---- Supplied data

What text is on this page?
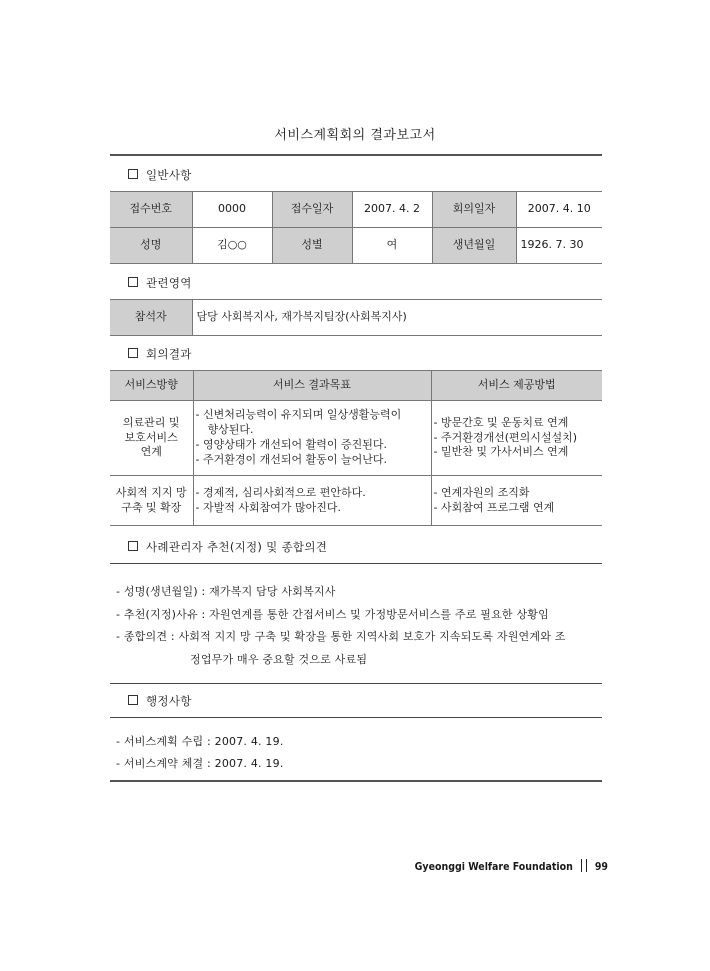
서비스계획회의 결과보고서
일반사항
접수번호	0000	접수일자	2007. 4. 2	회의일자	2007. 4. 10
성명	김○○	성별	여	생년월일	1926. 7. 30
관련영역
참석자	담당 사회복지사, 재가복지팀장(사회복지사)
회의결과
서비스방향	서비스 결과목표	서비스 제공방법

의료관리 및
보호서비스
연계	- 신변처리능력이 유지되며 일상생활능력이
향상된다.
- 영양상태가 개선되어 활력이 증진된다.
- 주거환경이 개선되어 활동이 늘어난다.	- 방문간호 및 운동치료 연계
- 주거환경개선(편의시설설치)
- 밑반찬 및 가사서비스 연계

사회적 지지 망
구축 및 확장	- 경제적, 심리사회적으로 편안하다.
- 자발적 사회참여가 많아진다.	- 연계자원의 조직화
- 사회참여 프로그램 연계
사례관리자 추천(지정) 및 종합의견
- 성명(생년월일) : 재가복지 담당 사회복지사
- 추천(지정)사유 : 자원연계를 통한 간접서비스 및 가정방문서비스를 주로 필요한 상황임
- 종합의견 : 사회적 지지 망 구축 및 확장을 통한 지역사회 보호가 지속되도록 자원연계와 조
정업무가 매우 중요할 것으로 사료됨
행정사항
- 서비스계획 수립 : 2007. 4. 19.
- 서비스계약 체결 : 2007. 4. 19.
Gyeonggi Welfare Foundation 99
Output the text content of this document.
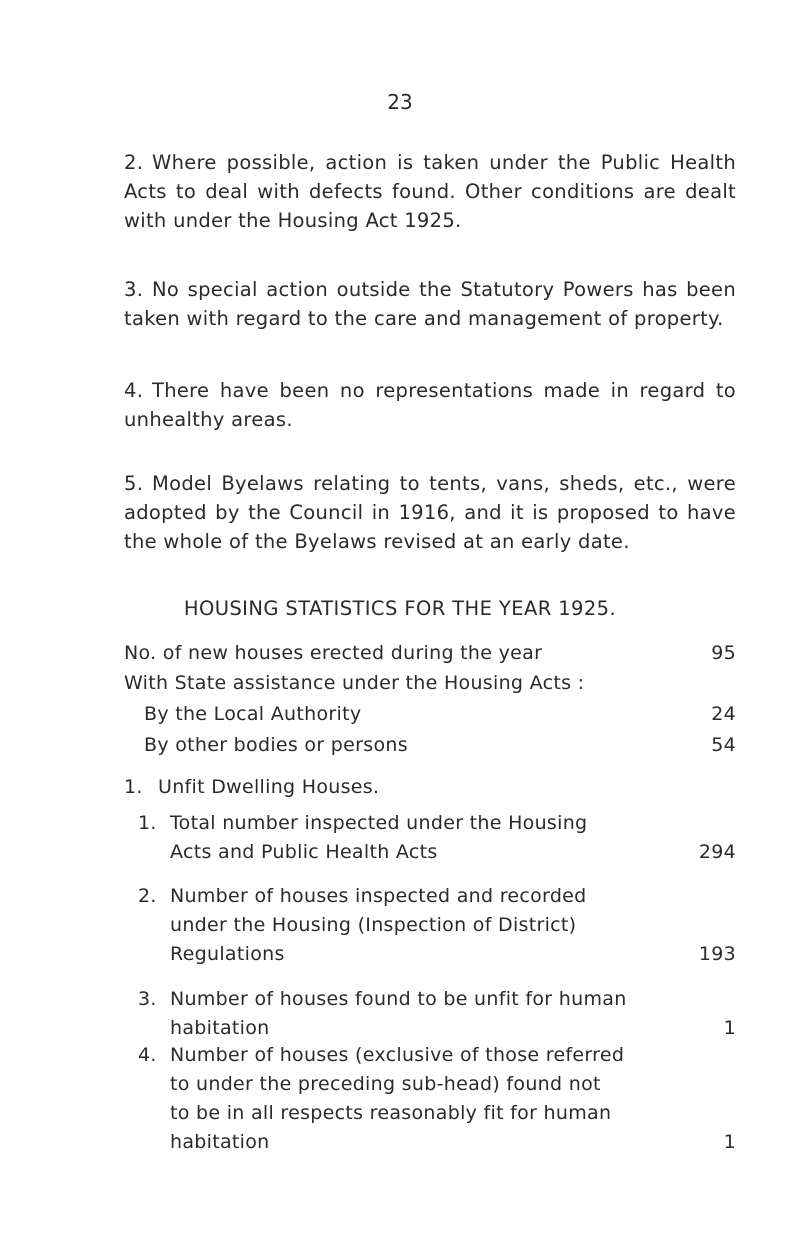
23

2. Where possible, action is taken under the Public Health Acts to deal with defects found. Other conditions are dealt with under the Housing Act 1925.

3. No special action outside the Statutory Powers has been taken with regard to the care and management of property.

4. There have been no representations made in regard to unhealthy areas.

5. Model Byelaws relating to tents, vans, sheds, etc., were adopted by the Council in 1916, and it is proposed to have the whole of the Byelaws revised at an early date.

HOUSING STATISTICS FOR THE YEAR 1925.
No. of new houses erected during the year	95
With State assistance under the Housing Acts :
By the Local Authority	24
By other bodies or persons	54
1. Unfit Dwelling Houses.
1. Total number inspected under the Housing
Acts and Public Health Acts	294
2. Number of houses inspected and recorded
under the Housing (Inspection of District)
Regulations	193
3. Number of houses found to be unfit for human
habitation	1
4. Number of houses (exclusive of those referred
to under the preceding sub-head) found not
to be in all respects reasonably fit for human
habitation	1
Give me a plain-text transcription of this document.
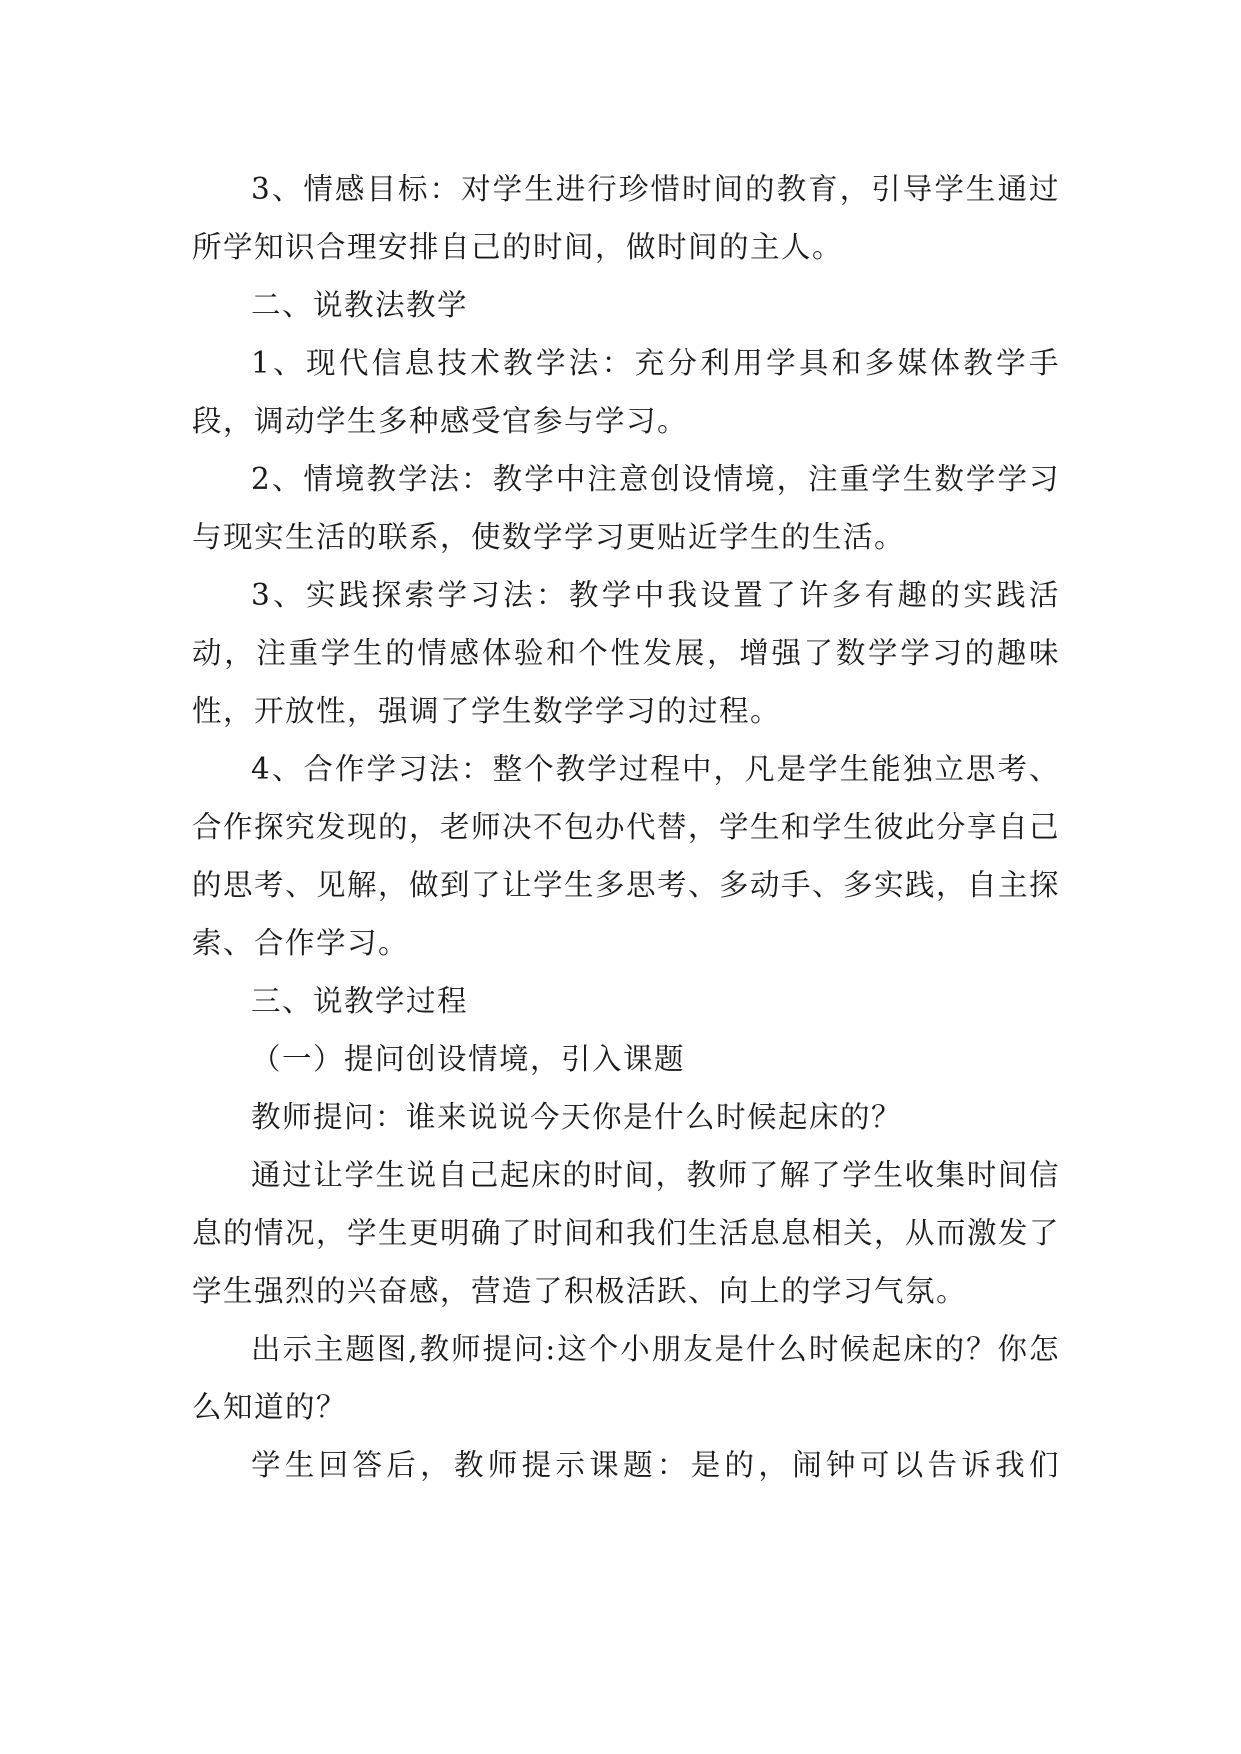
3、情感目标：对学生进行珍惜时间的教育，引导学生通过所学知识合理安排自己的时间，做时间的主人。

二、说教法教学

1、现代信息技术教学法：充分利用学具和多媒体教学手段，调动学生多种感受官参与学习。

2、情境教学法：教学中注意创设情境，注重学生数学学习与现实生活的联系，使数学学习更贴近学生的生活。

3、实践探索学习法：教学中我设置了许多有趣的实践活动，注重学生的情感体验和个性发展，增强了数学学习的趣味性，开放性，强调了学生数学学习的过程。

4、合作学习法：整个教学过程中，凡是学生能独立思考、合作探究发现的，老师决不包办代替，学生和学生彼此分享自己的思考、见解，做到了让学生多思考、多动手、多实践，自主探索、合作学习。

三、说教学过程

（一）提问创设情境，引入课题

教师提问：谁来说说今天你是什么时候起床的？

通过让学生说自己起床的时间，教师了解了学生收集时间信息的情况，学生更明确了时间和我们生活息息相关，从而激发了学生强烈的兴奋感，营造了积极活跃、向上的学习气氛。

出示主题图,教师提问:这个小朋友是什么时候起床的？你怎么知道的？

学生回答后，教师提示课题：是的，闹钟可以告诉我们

--------

**Request**
Each entry above is to be written out again unchanged, apart from the pictures, which are left out.

**Answer to this problem**
What text is on this page?
서비스계획회의 결과보고서
일반사항
접수번호	0000	접수일자	2007. 4. 2	회의일자	2007. 4. 10
성명	김○○	성별	여	생년월일	1926. 7. 30
관련영역
참석자	담당 사회복지사, 재가복지팀장(사회복지사)
회의결과
서비스방향	서비스 결과목표	서비스 제공방법

의료관리 및
보호서비스
연계	- 신변처리능력이 유지되며 일상생활능력이
향상된다.
- 영양상태가 개선되어 활력이 증진된다.
- 주거환경이 개선되어 활동이 늘어난다.	- 방문간호 및 운동치료 연계
- 주거환경개선(편의시설설치)
- 밑반찬 및 가사서비스 연계

사회적 지지 망
구축 및 확장	- 경제적, 심리사회적으로 편안하다.
- 자발적 사회참여가 많아진다.	- 연계자원의 조직화
- 사회참여 프로그램 연계
사례관리자 추천(지정) 및 종합의견
- 성명(생년월일) : 재가복지 담당 사회복지사
- 추천(지정)사유 : 자원연계를 통한 간접서비스 및 가정방문서비스를 주로 필요한 상황임
- 종합의견 : 사회적 지지 망 구축 및 확장을 통한 지역사회 보호가 지속되도록 자원연계와 조
정업무가 매우 중요할 것으로 사료됨
행정사항
- 서비스계획 수립 : 2007. 4. 19.
- 서비스계약 체결 : 2007. 4. 19.
Gyeonggi Welfare Foundation 99
Output the text content of this document.
23

2. Where possible, action is taken under the Public Health Acts to deal with defects found. Other conditions are dealt with under the Housing Act 1925.

3. No special action outside the Statutory Powers has been taken with regard to the care and management of property.

4. There have been no representations made in regard to unhealthy areas.

5. Model Byelaws relating to tents, vans, sheds, etc., were adopted by the Council in 1916, and it is proposed to have the whole of the Byelaws revised at an early date.

HOUSING STATISTICS FOR THE YEAR 1925.
No. of new houses erected during the year	95
With State assistance under the Housing Acts :
By the Local Authority	24
By other bodies or persons	54
1. Unfit Dwelling Houses.
1. Total number inspected under the Housing
Acts and Public Health Acts	294
2. Number of houses inspected and recorded
under the Housing (Inspection of District)
Regulations	193
3. Number of houses found to be unfit for human
habitation	1
4. Number of houses (exclusive of those referred
to under the preceding sub-head) found not
to be in all respects reasonably fit for human
habitation	1
Give me a plain-text transcription of this document.
3、情感目标：对学生进行珍惜时间的教育，引导学生通过所学知识合理安排自己的时间，做时间的主人。

二、说教法教学

1、现代信息技术教学法：充分利用学具和多媒体教学手段，调动学生多种感受官参与学习。

2、情境教学法：教学中注意创设情境，注重学生数学学习与现实生活的联系，使数学学习更贴近学生的生活。

3、实践探索学习法：教学中我设置了许多有趣的实践活动，注重学生的情感体验和个性发展，增强了数学学习的趣味性，开放性，强调了学生数学学习的过程。

4、合作学习法：整个教学过程中，凡是学生能独立思考、合作探究发现的，老师决不包办代替，学生和学生彼此分享自己的思考、见解，做到了让学生多思考、多动手、多实践，自主探索、合作学习。

三、说教学过程

（一）提问创设情境，引入课题

教师提问：谁来说说今天你是什么时候起床的？

通过让学生说自己起床的时间，教师了解了学生收集时间信息的情况，学生更明确了时间和我们生活息息相关，从而激发了学生强烈的兴奋感，营造了积极活跃、向上的学习气氛。

出示主题图,教师提问:这个小朋友是什么时候起床的？你怎么知道的？

学生回答后，教师提示课题：是的，闹钟可以告诉我们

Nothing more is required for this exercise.